* **What is needed**
Write out the listing exactly as it is given.

▼▼▼

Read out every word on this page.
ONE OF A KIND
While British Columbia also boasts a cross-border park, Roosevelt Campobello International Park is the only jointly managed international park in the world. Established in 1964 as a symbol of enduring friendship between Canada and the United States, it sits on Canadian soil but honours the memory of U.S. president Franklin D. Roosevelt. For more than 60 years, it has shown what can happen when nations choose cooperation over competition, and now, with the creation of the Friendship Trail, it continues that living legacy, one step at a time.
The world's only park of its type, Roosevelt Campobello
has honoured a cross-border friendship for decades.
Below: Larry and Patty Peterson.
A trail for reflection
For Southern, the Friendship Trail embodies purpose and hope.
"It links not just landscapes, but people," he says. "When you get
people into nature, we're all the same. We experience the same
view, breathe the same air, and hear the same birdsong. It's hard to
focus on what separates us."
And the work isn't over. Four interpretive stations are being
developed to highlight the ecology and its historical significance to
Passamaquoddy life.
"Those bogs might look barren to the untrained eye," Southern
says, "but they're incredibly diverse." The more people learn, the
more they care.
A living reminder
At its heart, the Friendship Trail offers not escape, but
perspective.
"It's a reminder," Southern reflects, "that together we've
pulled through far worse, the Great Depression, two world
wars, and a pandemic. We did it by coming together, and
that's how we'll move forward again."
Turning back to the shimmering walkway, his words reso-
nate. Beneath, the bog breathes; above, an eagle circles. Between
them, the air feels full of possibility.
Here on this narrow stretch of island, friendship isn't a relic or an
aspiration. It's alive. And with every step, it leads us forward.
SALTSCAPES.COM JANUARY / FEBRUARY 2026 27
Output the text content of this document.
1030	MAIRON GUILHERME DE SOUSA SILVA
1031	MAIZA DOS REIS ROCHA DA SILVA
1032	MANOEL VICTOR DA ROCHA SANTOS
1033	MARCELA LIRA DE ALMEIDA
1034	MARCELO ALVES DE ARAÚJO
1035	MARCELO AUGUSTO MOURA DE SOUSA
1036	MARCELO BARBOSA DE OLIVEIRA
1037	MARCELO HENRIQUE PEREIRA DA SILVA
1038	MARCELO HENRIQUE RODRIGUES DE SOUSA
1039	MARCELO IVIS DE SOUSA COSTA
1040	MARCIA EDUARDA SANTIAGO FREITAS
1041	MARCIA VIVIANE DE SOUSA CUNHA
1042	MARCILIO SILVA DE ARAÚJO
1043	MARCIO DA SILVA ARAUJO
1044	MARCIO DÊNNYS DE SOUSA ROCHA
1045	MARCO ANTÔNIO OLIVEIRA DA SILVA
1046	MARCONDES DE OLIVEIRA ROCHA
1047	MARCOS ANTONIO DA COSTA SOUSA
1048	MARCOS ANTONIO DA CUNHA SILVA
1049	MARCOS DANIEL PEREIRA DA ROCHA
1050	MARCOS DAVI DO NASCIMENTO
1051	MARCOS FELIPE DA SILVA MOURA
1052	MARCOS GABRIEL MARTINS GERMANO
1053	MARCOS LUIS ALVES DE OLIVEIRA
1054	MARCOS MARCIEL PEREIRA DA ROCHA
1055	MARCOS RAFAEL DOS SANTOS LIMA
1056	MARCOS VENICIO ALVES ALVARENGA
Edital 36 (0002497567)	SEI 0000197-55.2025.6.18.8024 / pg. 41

▲▲▲

* **Task response**
Read out every word on this page.
ONE OF A KIND
While British Columbia also boasts a cross-border park, Roosevelt Campobello International Park is the only jointly managed international park in the world. Established in 1964 as a symbol of enduring friendship between Canada and the United States, it sits on Canadian soil but honours the memory of U.S. president Franklin D. Roosevelt. For more than 60 years, it has shown what can happen when nations choose cooperation over competition, and now, with the creation of the Friendship Trail, it continues that living legacy, one step at a time.
The world's only park of its type, Roosevelt Campobello
has honoured a cross-border friendship for decades.
Below: Larry and Patty Peterson.
A trail for reflection
For Southern, the Friendship Trail embodies purpose and hope.
"It links not just landscapes, but people," he says. "When you get
people into nature, we're all the same. We experience the same
view, breathe the same air, and hear the same birdsong. It's hard to
focus on what separates us."
And the work isn't over. Four interpretive stations are being
developed to highlight the ecology and its historical significance to
Passamaquoddy life.
"Those bogs might look barren to the untrained eye," Southern
says, "but they're incredibly diverse." The more people learn, the
more they care.
A living reminder
At its heart, the Friendship Trail offers not escape, but
perspective.
"It's a reminder," Southern reflects, "that together we've
pulled through far worse, the Great Depression, two world
wars, and a pandemic. We did it by coming together, and
that's how we'll move forward again."
Turning back to the shimmering walkway, his words reso-
nate. Beneath, the bog breathes; above, an eagle circles. Between
them, the air feels full of possibility.
Here on this narrow stretch of island, friendship isn't a relic or an
aspiration. It's alive. And with every step, it leads us forward.
SALTSCAPES.COM JANUARY / FEBRUARY 2026 27
Output the text content of this document.
1030	MAIRON GUILHERME DE SOUSA SILVA
1031	MAIZA DOS REIS ROCHA DA SILVA
1032	MANOEL VICTOR DA ROCHA SANTOS
1033	MARCELA LIRA DE ALMEIDA
1034	MARCELO ALVES DE ARAÚJO
1035	MARCELO AUGUSTO MOURA DE SOUSA
1036	MARCELO BARBOSA DE OLIVEIRA
1037	MARCELO HENRIQUE PEREIRA DA SILVA
1038	MARCELO HENRIQUE RODRIGUES DE SOUSA
1039	MARCELO IVIS DE SOUSA COSTA
1040	MARCIA EDUARDA SANTIAGO FREITAS
1041	MARCIA VIVIANE DE SOUSA CUNHA
1042	MARCILIO SILVA DE ARAÚJO
1043	MARCIO DA SILVA ARAUJO
1044	MARCIO DÊNNYS DE SOUSA ROCHA
1045	MARCO ANTÔNIO OLIVEIRA DA SILVA
1046	MARCONDES DE OLIVEIRA ROCHA
1047	MARCOS ANTONIO DA COSTA SOUSA
1048	MARCOS ANTONIO DA CUNHA SILVA
1049	MARCOS DANIEL PEREIRA DA ROCHA
1050	MARCOS DAVI DO NASCIMENTO
1051	MARCOS FELIPE DA SILVA MOURA
1052	MARCOS GABRIEL MARTINS GERMANO
1053	MARCOS LUIS ALVES DE OLIVEIRA
1054	MARCOS MARCIEL PEREIRA DA ROCHA
1055	MARCOS RAFAEL DOS SANTOS LIMA
1056	MARCOS VENICIO ALVES ALVARENGA
Edital 36 (0002497567)	SEI 0000197-55.2025.6.18.8024 / pg. 41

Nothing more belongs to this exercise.